*EXTRAIT*.
=-=-=

Or, une prohibition – qu’elle soit de jure comme au Bhoutan ou de facto (en rendant l’offre légale non-rentable) – ne supprime pas les raisons ultimes pour lesquelles un produit de consommation est au fond désiré, recherché et demandé. En dépit de ses effets néfastes connus pour la santé, la prohibition du tabac en soi ne fait pas disparaître sa consommation.

C’est ce qui s’est passé au Bhoutan. C’est aussi la leçon de l’une des expériences occidentales les plus sévères en la matière, la prohibition aux États-Unis entre 1920 et 1933 de l’alcool, soit un autre produit jugé néfaste pour la santé. Après une baisse initiale, la consommation est repartie à la hausse par la suite : elle aurait été ainsi 5 fois plus importante en 1929 qu’en 1921.

Cependant, quand le marché officiel est mis « hors jeu » par les pouvoirs publics, c’est le marché noir qui prend systématiquement le relais pour satisfaire la demande. Là encore l’expérience du « régime sec » américain et celle du Bhoutan – où, selon une étude, « à cause de l’interdiction, la contrebande de tabac illégal et le marché noir restent solides » – confirment la théorie.

Une néo-prohibition du tabac serait d’autant plus contreproductive qu’il existe d’ores et déjà un marché noir de cigarettes bien organisé, estimé à 11% du marché mondial. Le « manque à gagner » en termes de recettes fiscales non-collectées pour les États européens serait d’environ 10 milliards d’euros. En France, selon des estimations officielles, environ 20% des achats sont effectués en dehors du réseau officiel (échappant ainsi à la fiscalité et à la réglementation françaises), dont 5% provenant du trafic illicite (contrebande, contrefaçon et ventes sur Internet). Ce marché noir se substituera facilement à l’offre légale, si les actions toujours plus prohibitives des pouvoirs publics finissent par la faire disparaître.

Or, sur un marché illicite les consommateurs font face à un manque d’information chronique et à des produits de moindre qualité, parfois plus puissants et plus dangereux pour la santé. Par exemple, les boissons alcooliques vendues au « noir » lors du « régime sec » américain auraient eu une teneur en alcool 2,5 fois plus élevée et pouvaient aussi contenir des substances dangereuses pour la santé provenant d’alcools industriels.

=-=-=

[Données d'analyse de la mise en page]
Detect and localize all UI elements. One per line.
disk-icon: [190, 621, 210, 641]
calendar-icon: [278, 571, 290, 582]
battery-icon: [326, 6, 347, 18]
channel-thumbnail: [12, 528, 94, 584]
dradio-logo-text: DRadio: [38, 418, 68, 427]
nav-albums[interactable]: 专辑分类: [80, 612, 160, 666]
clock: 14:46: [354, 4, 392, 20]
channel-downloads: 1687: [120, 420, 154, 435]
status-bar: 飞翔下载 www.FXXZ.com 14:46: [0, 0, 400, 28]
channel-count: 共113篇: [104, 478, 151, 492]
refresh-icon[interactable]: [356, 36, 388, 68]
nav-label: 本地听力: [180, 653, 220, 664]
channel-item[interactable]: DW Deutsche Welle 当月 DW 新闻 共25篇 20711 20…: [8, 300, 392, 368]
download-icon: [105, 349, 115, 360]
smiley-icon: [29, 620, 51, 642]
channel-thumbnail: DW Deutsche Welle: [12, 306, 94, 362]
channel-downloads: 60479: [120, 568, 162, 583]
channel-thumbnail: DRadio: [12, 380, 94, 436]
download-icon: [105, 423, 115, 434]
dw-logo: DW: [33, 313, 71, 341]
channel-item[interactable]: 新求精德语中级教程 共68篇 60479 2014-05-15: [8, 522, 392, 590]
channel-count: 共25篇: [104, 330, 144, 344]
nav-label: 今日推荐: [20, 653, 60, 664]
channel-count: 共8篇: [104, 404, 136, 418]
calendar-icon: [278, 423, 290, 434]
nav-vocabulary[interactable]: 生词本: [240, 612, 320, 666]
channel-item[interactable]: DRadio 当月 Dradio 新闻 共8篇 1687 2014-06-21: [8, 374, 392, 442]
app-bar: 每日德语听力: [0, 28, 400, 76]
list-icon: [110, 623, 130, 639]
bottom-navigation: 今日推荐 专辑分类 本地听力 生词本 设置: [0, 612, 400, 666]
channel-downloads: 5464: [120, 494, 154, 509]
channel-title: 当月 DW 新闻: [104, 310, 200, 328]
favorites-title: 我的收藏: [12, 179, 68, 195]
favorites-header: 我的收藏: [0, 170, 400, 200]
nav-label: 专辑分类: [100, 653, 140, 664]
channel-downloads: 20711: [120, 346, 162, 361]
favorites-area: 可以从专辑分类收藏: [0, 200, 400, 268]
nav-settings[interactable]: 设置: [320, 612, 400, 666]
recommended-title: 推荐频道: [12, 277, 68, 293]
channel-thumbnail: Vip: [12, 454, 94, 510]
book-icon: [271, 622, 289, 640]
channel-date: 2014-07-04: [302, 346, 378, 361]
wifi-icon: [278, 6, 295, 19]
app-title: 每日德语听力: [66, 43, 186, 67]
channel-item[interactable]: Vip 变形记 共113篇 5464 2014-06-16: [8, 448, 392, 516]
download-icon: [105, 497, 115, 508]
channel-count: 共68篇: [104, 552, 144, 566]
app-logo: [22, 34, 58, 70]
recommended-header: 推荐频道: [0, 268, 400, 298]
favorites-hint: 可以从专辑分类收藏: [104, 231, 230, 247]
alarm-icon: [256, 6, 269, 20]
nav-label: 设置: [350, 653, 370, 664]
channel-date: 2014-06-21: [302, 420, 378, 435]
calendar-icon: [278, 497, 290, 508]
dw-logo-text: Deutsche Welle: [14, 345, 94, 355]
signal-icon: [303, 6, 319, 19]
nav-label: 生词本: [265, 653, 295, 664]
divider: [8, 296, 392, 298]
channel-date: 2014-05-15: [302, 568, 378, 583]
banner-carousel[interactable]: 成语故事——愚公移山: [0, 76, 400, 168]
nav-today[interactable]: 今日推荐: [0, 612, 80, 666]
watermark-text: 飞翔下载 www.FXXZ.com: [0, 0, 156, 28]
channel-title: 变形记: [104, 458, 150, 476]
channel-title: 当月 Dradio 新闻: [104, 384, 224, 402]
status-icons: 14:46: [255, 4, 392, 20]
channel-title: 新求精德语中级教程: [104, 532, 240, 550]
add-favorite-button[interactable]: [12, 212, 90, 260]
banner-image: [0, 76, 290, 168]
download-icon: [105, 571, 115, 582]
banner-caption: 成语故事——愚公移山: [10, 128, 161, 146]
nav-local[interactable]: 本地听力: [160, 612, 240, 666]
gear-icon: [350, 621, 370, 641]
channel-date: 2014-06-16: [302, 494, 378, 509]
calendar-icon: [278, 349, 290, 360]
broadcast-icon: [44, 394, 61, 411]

=-=-=

*ACTIVITÉ A*. D'après l'extrait sur la prohibition du tabac, à quelle part du marché mondial le marché noir de cigarettes est-il estimé ?
*ACTIVITÉ B*. Dans l'extrait sur la prohibition du tabac, quelles formes de trafic illicite sont citées entre parenthèses ? Donnez-les toutes.
*ACTIVITÉ C*. Veuillez recopier fidèlement le passage de l'extrait qui commence par « C’est ce qui » et se termine par « confirment la théorie. ».
Les lignes de données ne sont pas utiles ici.

*RÉPONSE A*. Il est estimé à 11% du marché mondial.

*RÉPONSE B*.
- contrebande
- contrefaçon
- ventes sur Internet

*RÉPONSE C*.
C’est ce qui s’est passé au Bhoutan. C’est aussi la leçon de l’une des expériences occidentales les plus sévères en la matière, la prohibition aux États-Unis entre 1920 et 1933 de l’alcool, soit un autre produit jugé néfaste pour la santé. Après une baisse initiale, la consommation est repartie à la hausse par la suite : elle aurait été ainsi 5 fois plus importante en 1929 qu’en 1921.

Cependant, quand le marché officiel est mis « hors jeu » par les pouvoirs publics, c’est le marché noir qui prend systématiquement le relais pour satisfaire la demande. Là encore l’expérience du « régime sec » américain et celle du Bhoutan – où, selon une étude, « à cause de l’interdiction, la contrebande de tabac illégal et le marché noir restent solides » – confirment la théorie.